> Available records
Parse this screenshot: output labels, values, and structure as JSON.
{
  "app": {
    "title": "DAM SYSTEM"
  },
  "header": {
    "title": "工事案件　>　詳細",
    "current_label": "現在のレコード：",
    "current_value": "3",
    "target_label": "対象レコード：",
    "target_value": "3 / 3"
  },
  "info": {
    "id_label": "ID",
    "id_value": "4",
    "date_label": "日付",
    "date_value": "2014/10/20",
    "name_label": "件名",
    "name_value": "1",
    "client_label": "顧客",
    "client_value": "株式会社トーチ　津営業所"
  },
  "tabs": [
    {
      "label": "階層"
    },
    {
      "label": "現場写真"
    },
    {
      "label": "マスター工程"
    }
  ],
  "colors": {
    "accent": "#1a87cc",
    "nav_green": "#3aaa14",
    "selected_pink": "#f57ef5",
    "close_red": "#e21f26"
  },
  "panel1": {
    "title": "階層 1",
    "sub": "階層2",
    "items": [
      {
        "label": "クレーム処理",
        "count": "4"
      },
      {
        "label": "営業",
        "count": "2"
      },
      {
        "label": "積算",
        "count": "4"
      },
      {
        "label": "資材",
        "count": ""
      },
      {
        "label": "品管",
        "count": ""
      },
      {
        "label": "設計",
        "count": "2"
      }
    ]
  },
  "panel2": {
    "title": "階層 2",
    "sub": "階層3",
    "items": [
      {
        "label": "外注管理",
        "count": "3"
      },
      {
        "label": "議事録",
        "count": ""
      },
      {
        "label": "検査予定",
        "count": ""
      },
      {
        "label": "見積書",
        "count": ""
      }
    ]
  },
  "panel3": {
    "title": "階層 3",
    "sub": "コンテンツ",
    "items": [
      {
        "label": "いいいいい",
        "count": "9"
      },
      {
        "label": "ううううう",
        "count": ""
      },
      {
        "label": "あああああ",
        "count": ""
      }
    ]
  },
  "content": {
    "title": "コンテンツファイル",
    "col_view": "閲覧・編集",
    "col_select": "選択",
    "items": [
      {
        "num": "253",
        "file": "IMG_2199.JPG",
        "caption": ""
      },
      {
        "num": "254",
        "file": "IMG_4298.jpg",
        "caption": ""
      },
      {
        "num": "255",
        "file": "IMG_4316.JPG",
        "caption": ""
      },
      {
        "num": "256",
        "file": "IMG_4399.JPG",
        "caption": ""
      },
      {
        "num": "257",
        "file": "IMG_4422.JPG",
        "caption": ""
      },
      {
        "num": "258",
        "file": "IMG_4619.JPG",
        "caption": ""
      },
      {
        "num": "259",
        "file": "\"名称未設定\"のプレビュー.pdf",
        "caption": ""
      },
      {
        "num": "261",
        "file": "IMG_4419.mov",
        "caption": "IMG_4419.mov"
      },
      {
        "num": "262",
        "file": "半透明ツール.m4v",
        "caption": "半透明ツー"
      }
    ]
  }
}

> Written problem
Return what is listed above, exactly and completely.

> Solution for this task
Parse this screenshot: output labels, values, and structure as JSON.
{
  "app": {
    "title": "DAM SYSTEM"
  },
  "header": {
    "title": "工事案件　>　詳細",
    "current_label": "現在のレコード：",
    "current_value": "3",
    "target_label": "対象レコード：",
    "target_value": "3 / 3"
  },
  "info": {
    "id_label": "ID",
    "id_value": "4",
    "date_label": "日付",
    "date_value": "2014/10/20",
    "name_label": "件名",
    "name_value": "1",
    "client_label": "顧客",
    "client_value": "株式会社トーチ　津営業所"
  },
  "tabs": [
    {
      "label": "階層"
    },
    {
      "label": "現場写真"
    },
    {
      "label": "マスター工程"
    }
  ],
  "colors": {
    "accent": "#1a87cc",
    "nav_green": "#3aaa14",
    "selected_pink": "#f57ef5",
    "close_red": "#e21f26"
  },
  "panel1": {
    "title": "階層 1",
    "sub": "階層2",
    "items": [
      {
        "label": "クレーム処理",
        "count": "4"
      },
      {
        "label": "営業",
        "count": "2"
      },
      {
        "label": "積算",
        "count": "4"
      },
      {
        "label": "資材",
        "count": ""
      },
      {
        "label": "品管",
        "count": ""
      },
      {
        "label": "設計",
        "count": "2"
      }
    ]
  },
  "panel2": {
    "title": "階層 2",
    "sub": "階層3",
    "items": [
      {
        "label": "外注管理",
        "count": "3"
      },
      {
        "label": "議事録",
        "count": ""
      },
      {
        "label": "検査予定",
        "count": ""
      },
      {
        "label": "見積書",
        "count": ""
      }
    ]
  },
  "panel3": {
    "title": "階層 3",
    "sub": "コンテンツ",
    "items": [
      {
        "label": "いいいいい",
        "count": "9"
      },
      {
        "label": "ううううう",
        "count": ""
      },
      {
        "label": "あああああ",
        "count": ""
      }
    ]
  },
  "content": {
    "title": "コンテンツファイル",
    "col_view": "閲覧・編集",
    "col_select": "選択",
    "items": [
      {
        "num": "253",
        "file": "IMG_2199.JPG",
        "caption": ""
      },
      {
        "num": "254",
        "file": "IMG_4298.jpg",
        "caption": ""
      },
      {
        "num": "255",
        "file": "IMG_4316.JPG",
        "caption": ""
      },
      {
        "num": "256",
        "file": "IMG_4399.JPG",
        "caption": ""
      },
      {
        "num": "257",
        "file": "IMG_4422.JPG",
        "caption": ""
      },
      {
        "num": "258",
        "file": "IMG_4619.JPG",
        "caption": ""
      },
      {
        "num": "259",
        "file": "\"名称未設定\"のプレビュー.pdf",
        "caption": ""
      },
      {
        "num": "261",
        "file": "IMG_4419.mov",
        "caption": "IMG_4419.mov"
      },
      {
        "num": "262",
        "file": "半透明ツール.m4v",
        "caption": "半透明ツー"
      }
    ]
  }
}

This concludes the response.